= What needs to be done =
Below are records to transcribe exactly, without their pictures.

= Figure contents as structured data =
━━━━━━━━━━
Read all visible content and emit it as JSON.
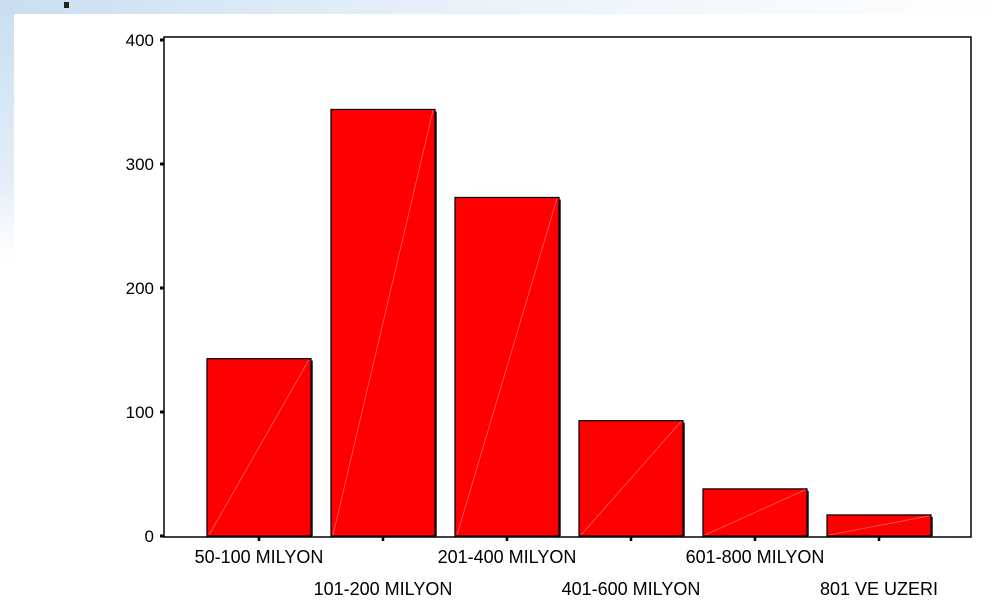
{
  "chart_data": {
    "type": "bar",
    "categories": [
      "50-100 MILYON",
      "101-200 MILYON",
      "201-400 MILYON",
      "401-600 MILYON",
      "601-800 MILYON",
      "801 VE UZERI"
    ],
    "values": [
      143,
      344,
      273,
      93,
      38,
      17
    ],
    "title": "",
    "xlabel": "",
    "ylabel": "",
    "ylim": [
      0,
      400
    ],
    "yticks": [
      0,
      100,
      200,
      300,
      400
    ],
    "grid": false,
    "colors": {
      "bar": "#ff0000",
      "bar_border": "#000000",
      "background": "#ffffff"
    }
  }
}
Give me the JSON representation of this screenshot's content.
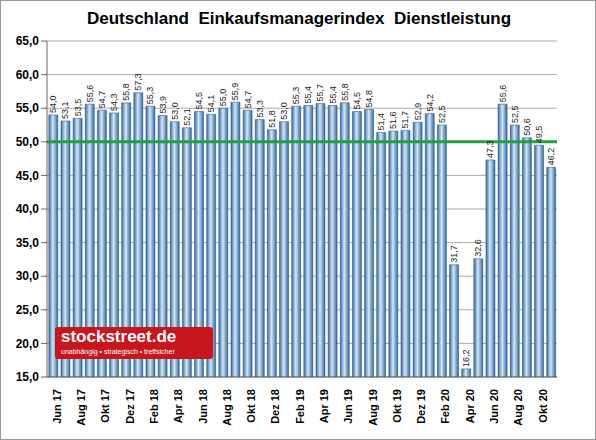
{
  "chart_data": {
    "type": "bar",
    "title": "Deutschland  Einkaufsmanagerindex  Dienstleistung",
    "categories": [
      "Jun 17",
      null,
      "Aug 17",
      null,
      "Okt 17",
      null,
      "Dez 17",
      null,
      "Feb 18",
      null,
      "Apr 18",
      null,
      "Jun 18",
      null,
      "Aug 18",
      null,
      "Okt 18",
      null,
      "Dez 18",
      null,
      "Feb 19",
      null,
      "Apr 19",
      null,
      "Jun 19",
      null,
      "Aug 19",
      null,
      "Okt 19",
      null,
      "Dez 19",
      null,
      "Feb 20",
      null,
      "Apr 20",
      null,
      "Jun 20",
      null,
      "Aug 20",
      null,
      "Okt 20",
      null
    ],
    "values": [
      54.0,
      53.1,
      53.5,
      55.6,
      54.7,
      54.3,
      55.8,
      57.3,
      55.3,
      53.9,
      53.0,
      52.1,
      54.5,
      54.1,
      55.0,
      55.9,
      54.7,
      53.3,
      51.8,
      53.0,
      55.3,
      55.4,
      55.7,
      55.4,
      55.8,
      54.5,
      54.8,
      51.4,
      51.6,
      51.7,
      52.9,
      54.2,
      52.5,
      31.7,
      16.2,
      32.6,
      47.3,
      55.6,
      52.5,
      50.6,
      49.5,
      46.2
    ],
    "value_labels": [
      "54,0",
      "53,1",
      "53,5",
      "55,6",
      "54,7",
      "54,3",
      "55,8",
      "57,3",
      "55,3",
      "53,9",
      "53,0",
      "52,1",
      "54,5",
      "54,1",
      "55,0",
      "55,9",
      "54,7",
      "53,3",
      "51,8",
      "53,0",
      "55,3",
      "55,4",
      "55,7",
      "55,4",
      "55,8",
      "54,5",
      "54,8",
      "51,4",
      "51,6",
      "51,7",
      "52,9",
      "54,2",
      "52,5",
      "31,7",
      "16,2",
      "32,6",
      "47,3",
      "55,6",
      "52,5",
      "50,6",
      "49,5",
      "46,2"
    ],
    "data_labels": true,
    "color": "#2e6aa6",
    "ylim": [
      15,
      65
    ],
    "yticks": [
      {
        "value": 15,
        "label": "15,0"
      },
      {
        "value": 20,
        "label": "20,0"
      },
      {
        "value": 25,
        "label": "25,0"
      },
      {
        "value": 30,
        "label": "30,0"
      },
      {
        "value": 35,
        "label": "35,0"
      },
      {
        "value": 40,
        "label": "40,0"
      },
      {
        "value": 45,
        "label": "45,0"
      },
      {
        "value": 50,
        "label": "50,0"
      },
      {
        "value": 55,
        "label": "55,0"
      },
      {
        "value": 60,
        "label": "60,0"
      },
      {
        "value": 65,
        "label": "65,0"
      }
    ],
    "grid": true,
    "threshold": 50,
    "threshold_color": "#22a03a",
    "watermark": {
      "text": "stockstreet.de",
      "subtext": "unabhängig • strategisch • treffsicher"
    }
  }
}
━━━━━━━━━━
= Exercise response =
Read all visible content and emit it as JSON.
{
  "chart_data": {
    "type": "bar",
    "categories": [
      "50-100 MILYON",
      "101-200 MILYON",
      "201-400 MILYON",
      "401-600 MILYON",
      "601-800 MILYON",
      "801 VE UZERI"
    ],
    "values": [
      143,
      344,
      273,
      93,
      38,
      17
    ],
    "title": "",
    "xlabel": "",
    "ylabel": "",
    "ylim": [
      0,
      400
    ],
    "yticks": [
      0,
      100,
      200,
      300,
      400
    ],
    "grid": false,
    "colors": {
      "bar": "#ff0000",
      "bar_border": "#000000",
      "background": "#ffffff"
    }
  }
}
Give me the JSON representation of this screenshot's content.
{
  "chart_data": {
    "type": "bar",
    "title": "Deutschland  Einkaufsmanagerindex  Dienstleistung",
    "categories": [
      "Jun 17",
      null,
      "Aug 17",
      null,
      "Okt 17",
      null,
      "Dez 17",
      null,
      "Feb 18",
      null,
      "Apr 18",
      null,
      "Jun 18",
      null,
      "Aug 18",
      null,
      "Okt 18",
      null,
      "Dez 18",
      null,
      "Feb 19",
      null,
      "Apr 19",
      null,
      "Jun 19",
      null,
      "Aug 19",
      null,
      "Okt 19",
      null,
      "Dez 19",
      null,
      "Feb 20",
      null,
      "Apr 20",
      null,
      "Jun 20",
      null,
      "Aug 20",
      null,
      "Okt 20",
      null
    ],
    "values": [
      54.0,
      53.1,
      53.5,
      55.6,
      54.7,
      54.3,
      55.8,
      57.3,
      55.3,
      53.9,
      53.0,
      52.1,
      54.5,
      54.1,
      55.0,
      55.9,
      54.7,
      53.3,
      51.8,
      53.0,
      55.3,
      55.4,
      55.7,
      55.4,
      55.8,
      54.5,
      54.8,
      51.4,
      51.6,
      51.7,
      52.9,
      54.2,
      52.5,
      31.7,
      16.2,
      32.6,
      47.3,
      55.6,
      52.5,
      50.6,
      49.5,
      46.2
    ],
    "value_labels": [
      "54,0",
      "53,1",
      "53,5",
      "55,6",
      "54,7",
      "54,3",
      "55,8",
      "57,3",
      "55,3",
      "53,9",
      "53,0",
      "52,1",
      "54,5",
      "54,1",
      "55,0",
      "55,9",
      "54,7",
      "53,3",
      "51,8",
      "53,0",
      "55,3",
      "55,4",
      "55,7",
      "55,4",
      "55,8",
      "54,5",
      "54,8",
      "51,4",
      "51,6",
      "51,7",
      "52,9",
      "54,2",
      "52,5",
      "31,7",
      "16,2",
      "32,6",
      "47,3",
      "55,6",
      "52,5",
      "50,6",
      "49,5",
      "46,2"
    ],
    "data_labels": true,
    "color": "#2e6aa6",
    "ylim": [
      15,
      65
    ],
    "yticks": [
      {
        "value": 15,
        "label": "15,0"
      },
      {
        "value": 20,
        "label": "20,0"
      },
      {
        "value": 25,
        "label": "25,0"
      },
      {
        "value": 30,
        "label": "30,0"
      },
      {
        "value": 35,
        "label": "35,0"
      },
      {
        "value": 40,
        "label": "40,0"
      },
      {
        "value": 45,
        "label": "45,0"
      },
      {
        "value": 50,
        "label": "50,0"
      },
      {
        "value": 55,
        "label": "55,0"
      },
      {
        "value": 60,
        "label": "60,0"
      },
      {
        "value": 65,
        "label": "65,0"
      }
    ],
    "grid": true,
    "threshold": 50,
    "threshold_color": "#22a03a",
    "watermark": {
      "text": "stockstreet.de",
      "subtext": "unabhängig • strategisch • treffsicher"
    }
  }
}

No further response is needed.